(Records from a dataset)
──────────

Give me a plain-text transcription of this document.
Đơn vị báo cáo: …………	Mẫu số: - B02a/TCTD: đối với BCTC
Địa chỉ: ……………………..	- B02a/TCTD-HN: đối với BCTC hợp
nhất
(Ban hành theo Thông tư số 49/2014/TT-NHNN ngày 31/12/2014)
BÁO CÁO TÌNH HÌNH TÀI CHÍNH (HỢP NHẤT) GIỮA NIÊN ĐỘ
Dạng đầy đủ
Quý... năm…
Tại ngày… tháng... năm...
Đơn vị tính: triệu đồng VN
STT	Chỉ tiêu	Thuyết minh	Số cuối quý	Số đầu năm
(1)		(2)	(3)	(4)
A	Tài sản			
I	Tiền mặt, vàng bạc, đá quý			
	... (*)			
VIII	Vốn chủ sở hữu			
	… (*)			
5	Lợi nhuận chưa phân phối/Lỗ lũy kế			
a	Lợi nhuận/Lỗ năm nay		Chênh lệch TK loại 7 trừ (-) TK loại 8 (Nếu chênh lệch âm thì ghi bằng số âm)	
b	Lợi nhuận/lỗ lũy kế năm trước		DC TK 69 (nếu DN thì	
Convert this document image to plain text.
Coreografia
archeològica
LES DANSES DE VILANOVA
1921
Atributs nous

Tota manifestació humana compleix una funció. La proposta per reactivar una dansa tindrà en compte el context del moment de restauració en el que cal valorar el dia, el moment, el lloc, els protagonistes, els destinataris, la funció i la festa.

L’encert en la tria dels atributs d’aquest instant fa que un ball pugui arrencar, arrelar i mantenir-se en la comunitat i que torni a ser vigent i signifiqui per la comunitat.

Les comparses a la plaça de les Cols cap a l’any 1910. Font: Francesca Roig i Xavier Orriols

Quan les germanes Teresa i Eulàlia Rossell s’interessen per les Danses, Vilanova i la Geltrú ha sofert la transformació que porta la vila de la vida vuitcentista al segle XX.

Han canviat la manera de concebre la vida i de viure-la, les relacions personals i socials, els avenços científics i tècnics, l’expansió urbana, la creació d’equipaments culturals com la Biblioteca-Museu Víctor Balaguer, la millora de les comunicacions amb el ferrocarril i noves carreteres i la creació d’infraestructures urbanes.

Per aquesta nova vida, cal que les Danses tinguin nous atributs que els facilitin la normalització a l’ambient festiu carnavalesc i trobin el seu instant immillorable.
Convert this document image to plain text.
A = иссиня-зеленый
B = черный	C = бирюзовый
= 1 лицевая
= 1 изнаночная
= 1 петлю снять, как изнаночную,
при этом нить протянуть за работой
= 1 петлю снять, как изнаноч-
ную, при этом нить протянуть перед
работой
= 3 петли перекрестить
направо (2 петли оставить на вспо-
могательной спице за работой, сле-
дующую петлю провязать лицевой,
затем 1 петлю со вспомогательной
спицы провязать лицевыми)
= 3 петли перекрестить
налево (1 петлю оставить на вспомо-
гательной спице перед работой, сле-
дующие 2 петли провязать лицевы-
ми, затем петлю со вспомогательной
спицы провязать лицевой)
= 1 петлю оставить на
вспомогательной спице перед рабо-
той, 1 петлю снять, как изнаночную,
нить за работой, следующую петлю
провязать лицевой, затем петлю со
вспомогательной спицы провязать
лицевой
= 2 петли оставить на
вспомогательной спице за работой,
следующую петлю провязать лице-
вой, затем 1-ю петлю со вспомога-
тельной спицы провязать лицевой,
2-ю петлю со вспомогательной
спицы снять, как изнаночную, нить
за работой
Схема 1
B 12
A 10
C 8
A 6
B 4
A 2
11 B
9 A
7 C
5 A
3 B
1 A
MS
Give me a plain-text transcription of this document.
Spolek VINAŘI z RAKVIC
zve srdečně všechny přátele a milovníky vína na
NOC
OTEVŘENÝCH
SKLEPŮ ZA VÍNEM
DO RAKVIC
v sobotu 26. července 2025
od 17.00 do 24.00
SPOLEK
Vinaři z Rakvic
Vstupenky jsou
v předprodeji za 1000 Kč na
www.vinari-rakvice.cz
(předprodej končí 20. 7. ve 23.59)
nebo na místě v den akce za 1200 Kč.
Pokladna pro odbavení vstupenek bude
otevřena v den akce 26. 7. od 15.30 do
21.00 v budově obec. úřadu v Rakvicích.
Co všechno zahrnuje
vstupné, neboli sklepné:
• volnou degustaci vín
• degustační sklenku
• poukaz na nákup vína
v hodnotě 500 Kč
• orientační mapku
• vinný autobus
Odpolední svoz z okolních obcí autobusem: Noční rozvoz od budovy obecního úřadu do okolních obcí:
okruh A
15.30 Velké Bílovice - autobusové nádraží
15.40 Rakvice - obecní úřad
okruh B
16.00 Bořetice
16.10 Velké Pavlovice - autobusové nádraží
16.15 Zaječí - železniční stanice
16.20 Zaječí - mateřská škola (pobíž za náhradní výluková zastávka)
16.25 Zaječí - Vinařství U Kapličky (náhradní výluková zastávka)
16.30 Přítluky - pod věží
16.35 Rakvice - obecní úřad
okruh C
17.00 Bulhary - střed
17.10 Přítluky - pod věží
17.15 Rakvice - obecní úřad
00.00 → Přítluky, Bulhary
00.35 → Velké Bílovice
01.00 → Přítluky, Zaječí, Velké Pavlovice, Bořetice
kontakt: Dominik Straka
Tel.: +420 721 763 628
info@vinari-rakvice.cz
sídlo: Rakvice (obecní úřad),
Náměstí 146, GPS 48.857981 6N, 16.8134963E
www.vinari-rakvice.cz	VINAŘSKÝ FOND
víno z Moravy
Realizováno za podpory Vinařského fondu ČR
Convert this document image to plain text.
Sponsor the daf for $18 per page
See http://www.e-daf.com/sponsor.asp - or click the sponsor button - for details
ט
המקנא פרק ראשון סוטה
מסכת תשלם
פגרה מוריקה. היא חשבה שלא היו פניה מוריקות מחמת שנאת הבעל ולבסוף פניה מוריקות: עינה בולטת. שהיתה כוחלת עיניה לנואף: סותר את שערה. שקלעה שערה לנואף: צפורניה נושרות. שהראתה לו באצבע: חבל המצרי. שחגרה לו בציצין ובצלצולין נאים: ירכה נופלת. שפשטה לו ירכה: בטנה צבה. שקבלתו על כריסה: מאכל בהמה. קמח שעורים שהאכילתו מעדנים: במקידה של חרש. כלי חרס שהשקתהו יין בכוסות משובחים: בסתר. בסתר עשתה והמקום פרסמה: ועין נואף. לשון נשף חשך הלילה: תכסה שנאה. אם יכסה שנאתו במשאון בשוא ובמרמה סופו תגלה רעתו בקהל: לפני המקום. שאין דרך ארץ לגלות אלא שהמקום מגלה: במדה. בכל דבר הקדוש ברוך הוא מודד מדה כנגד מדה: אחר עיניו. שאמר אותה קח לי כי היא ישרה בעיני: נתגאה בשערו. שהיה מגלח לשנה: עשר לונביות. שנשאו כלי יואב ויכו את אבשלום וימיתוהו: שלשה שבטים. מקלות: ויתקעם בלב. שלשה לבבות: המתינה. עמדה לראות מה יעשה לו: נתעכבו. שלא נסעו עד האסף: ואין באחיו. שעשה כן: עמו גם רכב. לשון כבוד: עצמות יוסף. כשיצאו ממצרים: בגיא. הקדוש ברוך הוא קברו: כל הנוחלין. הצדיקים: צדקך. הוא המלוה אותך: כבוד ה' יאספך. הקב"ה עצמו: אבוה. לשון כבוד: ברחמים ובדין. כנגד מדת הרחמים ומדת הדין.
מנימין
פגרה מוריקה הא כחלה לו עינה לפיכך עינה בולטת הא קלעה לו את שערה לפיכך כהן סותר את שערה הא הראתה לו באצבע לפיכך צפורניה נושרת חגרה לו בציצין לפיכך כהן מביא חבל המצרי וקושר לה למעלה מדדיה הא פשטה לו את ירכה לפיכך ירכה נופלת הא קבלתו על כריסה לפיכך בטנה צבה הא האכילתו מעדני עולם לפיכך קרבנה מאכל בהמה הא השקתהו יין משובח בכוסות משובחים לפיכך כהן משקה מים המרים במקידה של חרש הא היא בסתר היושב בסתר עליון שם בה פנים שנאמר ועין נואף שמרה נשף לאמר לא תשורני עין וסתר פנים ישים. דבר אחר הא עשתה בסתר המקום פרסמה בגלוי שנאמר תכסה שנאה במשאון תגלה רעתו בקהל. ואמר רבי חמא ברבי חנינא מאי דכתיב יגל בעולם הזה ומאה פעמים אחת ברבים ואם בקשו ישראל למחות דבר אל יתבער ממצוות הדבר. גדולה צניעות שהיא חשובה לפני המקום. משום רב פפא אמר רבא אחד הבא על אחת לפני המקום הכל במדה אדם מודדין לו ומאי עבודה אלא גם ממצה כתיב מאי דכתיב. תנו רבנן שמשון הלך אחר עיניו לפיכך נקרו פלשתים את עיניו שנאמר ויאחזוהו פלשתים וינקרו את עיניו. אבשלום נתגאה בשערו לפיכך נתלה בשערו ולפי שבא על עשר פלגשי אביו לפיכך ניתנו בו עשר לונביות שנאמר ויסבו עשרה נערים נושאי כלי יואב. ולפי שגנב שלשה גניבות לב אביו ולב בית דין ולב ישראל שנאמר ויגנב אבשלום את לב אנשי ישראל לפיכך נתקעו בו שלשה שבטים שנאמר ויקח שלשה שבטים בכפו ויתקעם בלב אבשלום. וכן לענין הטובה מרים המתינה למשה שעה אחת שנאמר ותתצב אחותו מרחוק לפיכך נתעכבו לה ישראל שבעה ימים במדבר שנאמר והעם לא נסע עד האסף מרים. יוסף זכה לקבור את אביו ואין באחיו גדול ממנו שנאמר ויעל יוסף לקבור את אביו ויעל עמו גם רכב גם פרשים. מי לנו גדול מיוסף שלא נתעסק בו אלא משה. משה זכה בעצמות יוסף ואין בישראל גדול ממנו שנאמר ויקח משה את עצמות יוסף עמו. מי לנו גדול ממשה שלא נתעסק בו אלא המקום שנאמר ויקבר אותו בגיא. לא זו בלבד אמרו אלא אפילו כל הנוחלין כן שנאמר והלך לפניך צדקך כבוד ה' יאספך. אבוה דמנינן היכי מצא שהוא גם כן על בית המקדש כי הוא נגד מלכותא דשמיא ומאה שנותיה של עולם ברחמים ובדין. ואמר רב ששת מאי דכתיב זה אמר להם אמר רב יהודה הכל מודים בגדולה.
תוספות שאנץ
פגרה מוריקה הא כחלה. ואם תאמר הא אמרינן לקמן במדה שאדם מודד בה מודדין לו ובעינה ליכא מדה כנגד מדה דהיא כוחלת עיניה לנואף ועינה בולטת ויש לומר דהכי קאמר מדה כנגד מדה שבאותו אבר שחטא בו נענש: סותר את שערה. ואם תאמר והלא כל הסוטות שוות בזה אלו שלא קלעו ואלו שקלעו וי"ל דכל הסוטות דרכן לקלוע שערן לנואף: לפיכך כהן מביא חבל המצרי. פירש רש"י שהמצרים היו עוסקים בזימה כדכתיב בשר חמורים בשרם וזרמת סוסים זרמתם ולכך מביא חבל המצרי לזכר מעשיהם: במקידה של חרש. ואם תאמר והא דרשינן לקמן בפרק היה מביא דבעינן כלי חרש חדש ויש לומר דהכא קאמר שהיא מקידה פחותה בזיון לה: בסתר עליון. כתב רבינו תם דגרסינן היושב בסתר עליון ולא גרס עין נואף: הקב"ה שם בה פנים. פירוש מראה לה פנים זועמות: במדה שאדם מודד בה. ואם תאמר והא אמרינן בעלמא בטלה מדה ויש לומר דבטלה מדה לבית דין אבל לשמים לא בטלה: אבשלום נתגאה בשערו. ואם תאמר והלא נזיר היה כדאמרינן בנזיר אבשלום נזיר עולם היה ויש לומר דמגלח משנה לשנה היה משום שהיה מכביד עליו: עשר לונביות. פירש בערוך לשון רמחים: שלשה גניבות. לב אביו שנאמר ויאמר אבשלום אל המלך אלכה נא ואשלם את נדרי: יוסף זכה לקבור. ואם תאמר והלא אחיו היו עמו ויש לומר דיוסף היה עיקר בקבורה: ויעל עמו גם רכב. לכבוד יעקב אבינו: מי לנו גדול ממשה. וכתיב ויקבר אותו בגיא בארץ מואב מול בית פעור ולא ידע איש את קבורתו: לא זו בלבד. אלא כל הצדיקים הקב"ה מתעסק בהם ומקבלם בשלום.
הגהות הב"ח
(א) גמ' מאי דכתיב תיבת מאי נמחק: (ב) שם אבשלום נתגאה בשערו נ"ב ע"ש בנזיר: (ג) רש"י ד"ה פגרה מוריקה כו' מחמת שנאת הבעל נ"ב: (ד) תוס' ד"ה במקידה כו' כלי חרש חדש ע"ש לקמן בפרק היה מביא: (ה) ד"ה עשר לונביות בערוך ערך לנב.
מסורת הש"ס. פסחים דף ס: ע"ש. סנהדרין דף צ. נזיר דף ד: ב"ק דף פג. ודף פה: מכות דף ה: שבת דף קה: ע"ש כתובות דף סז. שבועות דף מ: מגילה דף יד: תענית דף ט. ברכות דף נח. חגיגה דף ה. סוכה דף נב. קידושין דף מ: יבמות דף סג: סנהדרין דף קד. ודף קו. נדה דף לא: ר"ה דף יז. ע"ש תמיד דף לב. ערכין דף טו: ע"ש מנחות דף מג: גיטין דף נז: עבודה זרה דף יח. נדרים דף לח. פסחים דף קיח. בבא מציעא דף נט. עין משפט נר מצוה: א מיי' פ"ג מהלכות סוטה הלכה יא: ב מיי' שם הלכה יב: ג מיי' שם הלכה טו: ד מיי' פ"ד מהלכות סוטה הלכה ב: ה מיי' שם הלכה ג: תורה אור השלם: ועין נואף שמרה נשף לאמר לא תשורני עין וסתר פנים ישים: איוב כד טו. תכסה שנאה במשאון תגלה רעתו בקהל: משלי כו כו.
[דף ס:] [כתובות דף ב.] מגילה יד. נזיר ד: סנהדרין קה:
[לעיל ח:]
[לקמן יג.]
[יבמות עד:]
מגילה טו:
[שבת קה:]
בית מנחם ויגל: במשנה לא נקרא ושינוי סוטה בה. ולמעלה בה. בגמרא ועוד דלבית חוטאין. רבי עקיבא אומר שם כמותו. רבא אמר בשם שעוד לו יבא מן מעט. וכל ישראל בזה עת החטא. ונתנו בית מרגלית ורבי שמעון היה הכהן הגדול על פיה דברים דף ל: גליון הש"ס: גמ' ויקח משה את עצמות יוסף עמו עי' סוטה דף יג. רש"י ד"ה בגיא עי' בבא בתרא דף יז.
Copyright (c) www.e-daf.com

──────────

Give the number of lines in the entries above that include the string "úřadu". No other output is expected.

2